▶ _Task instructions_
Update the stretch from the start of the lines below through the line containing "open-vectors-icon[interactable]: ▣ [1628, 110, 1651, 133]" by changing "Bitmap Layer 1" to "Bitmap Layer 2", leaving everything else unchanged. Give only those lines.

▶ _Materials provided_
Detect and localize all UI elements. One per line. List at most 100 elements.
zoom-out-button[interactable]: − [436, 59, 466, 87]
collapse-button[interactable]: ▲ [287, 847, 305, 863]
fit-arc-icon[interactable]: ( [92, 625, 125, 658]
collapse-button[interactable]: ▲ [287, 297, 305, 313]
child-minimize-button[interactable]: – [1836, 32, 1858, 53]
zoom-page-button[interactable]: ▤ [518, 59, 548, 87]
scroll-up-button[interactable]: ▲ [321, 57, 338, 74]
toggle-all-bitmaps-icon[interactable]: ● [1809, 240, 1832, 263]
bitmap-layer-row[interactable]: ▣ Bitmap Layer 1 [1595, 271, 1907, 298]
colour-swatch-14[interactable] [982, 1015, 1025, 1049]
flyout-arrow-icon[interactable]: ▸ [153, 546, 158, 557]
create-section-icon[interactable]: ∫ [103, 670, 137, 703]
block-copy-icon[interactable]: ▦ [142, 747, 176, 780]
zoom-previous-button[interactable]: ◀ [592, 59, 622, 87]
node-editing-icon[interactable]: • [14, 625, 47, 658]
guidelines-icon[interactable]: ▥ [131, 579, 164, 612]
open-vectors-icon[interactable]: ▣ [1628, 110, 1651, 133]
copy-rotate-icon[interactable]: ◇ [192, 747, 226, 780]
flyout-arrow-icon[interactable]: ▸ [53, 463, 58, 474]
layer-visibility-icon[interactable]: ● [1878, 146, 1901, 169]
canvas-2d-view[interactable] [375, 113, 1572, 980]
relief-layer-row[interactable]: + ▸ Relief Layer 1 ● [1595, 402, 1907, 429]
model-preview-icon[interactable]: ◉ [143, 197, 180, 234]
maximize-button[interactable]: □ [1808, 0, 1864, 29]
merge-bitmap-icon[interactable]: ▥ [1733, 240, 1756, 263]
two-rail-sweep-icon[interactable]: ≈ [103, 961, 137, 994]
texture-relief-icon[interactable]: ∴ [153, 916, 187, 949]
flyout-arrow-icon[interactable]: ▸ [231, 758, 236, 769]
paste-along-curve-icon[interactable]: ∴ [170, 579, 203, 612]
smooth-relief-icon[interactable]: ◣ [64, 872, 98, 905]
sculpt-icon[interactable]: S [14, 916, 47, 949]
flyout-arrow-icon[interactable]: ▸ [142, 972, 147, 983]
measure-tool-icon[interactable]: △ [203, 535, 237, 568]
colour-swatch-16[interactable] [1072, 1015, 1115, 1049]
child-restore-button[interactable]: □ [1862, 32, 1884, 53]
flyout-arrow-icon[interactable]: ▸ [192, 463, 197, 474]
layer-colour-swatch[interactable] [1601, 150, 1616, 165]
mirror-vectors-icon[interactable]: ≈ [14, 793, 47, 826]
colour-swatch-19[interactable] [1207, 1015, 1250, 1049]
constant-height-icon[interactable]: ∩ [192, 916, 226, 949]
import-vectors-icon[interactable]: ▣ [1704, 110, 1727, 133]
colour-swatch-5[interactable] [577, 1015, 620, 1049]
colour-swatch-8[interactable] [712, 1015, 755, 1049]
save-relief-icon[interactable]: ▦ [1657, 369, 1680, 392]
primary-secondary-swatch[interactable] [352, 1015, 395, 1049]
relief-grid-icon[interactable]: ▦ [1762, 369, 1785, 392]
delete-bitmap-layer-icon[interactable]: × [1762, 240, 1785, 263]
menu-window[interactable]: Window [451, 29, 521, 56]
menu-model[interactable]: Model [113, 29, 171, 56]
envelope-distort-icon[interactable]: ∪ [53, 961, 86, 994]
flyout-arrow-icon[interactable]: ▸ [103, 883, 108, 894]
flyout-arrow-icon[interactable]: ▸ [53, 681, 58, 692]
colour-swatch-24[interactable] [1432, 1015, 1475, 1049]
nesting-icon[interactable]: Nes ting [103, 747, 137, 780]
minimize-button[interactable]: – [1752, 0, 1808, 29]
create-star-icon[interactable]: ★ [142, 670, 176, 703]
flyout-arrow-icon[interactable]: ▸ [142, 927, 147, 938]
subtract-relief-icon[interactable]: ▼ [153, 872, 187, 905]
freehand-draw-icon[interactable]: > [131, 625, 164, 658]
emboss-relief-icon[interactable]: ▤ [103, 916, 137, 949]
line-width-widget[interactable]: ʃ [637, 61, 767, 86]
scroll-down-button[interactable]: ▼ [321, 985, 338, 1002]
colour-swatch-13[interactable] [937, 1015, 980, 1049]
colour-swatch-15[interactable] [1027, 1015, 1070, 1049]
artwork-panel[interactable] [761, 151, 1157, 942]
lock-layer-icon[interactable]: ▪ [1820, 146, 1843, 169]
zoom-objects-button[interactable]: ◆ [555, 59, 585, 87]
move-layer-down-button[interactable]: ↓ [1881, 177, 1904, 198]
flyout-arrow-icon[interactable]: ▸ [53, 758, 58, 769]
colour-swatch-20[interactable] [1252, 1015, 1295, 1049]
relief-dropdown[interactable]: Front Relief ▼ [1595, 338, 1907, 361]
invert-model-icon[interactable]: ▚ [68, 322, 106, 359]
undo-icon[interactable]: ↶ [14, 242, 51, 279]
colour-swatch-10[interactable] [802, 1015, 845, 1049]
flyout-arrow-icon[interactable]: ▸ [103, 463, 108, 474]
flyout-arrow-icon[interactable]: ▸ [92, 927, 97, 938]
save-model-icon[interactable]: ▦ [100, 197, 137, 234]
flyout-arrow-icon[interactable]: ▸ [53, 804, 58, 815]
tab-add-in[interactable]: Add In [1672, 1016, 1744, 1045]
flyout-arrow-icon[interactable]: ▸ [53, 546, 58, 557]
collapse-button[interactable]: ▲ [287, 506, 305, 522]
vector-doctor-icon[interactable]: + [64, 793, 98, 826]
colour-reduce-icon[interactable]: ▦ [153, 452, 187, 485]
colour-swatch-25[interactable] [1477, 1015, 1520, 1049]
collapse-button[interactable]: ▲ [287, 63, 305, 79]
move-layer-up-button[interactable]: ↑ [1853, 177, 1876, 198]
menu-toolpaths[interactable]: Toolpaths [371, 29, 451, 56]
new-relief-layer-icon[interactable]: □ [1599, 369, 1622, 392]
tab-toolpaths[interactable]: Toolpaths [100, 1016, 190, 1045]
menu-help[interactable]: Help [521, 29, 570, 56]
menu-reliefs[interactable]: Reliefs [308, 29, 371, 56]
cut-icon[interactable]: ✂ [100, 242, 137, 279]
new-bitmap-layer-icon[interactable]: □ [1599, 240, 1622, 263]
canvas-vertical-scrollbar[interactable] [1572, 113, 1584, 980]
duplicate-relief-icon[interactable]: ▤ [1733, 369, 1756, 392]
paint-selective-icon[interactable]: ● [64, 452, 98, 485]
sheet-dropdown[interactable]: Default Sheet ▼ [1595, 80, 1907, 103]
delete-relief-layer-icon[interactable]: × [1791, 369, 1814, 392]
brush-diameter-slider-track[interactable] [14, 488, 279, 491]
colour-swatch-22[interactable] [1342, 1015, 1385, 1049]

▶ _Solution for this exercise_
Detect and localize all UI elements. One per line. List at most 100 elements.
zoom-out-button[interactable]: − [436, 59, 466, 87]
collapse-button[interactable]: ▲ [287, 847, 305, 863]
fit-arc-icon[interactable]: ( [92, 625, 125, 658]
collapse-button[interactable]: ▲ [287, 297, 305, 313]
child-minimize-button[interactable]: – [1836, 32, 1858, 53]
zoom-page-button[interactable]: ▤ [518, 59, 548, 87]
scroll-up-button[interactable]: ▲ [321, 57, 338, 74]
toggle-all-bitmaps-icon[interactable]: ● [1809, 240, 1832, 263]
bitmap-layer-row[interactable]: ▣ Bitmap Layer 2 [1595, 271, 1907, 298]
colour-swatch-14[interactable] [982, 1015, 1025, 1049]
flyout-arrow-icon[interactable]: ▸ [153, 546, 158, 557]
create-section-icon[interactable]: ∫ [103, 670, 137, 703]
block-copy-icon[interactable]: ▦ [142, 747, 176, 780]
zoom-previous-button[interactable]: ◀ [592, 59, 622, 87]
node-editing-icon[interactable]: • [14, 625, 47, 658]
guidelines-icon[interactable]: ▥ [131, 579, 164, 612]
open-vectors-icon[interactable]: ▣ [1628, 110, 1651, 133]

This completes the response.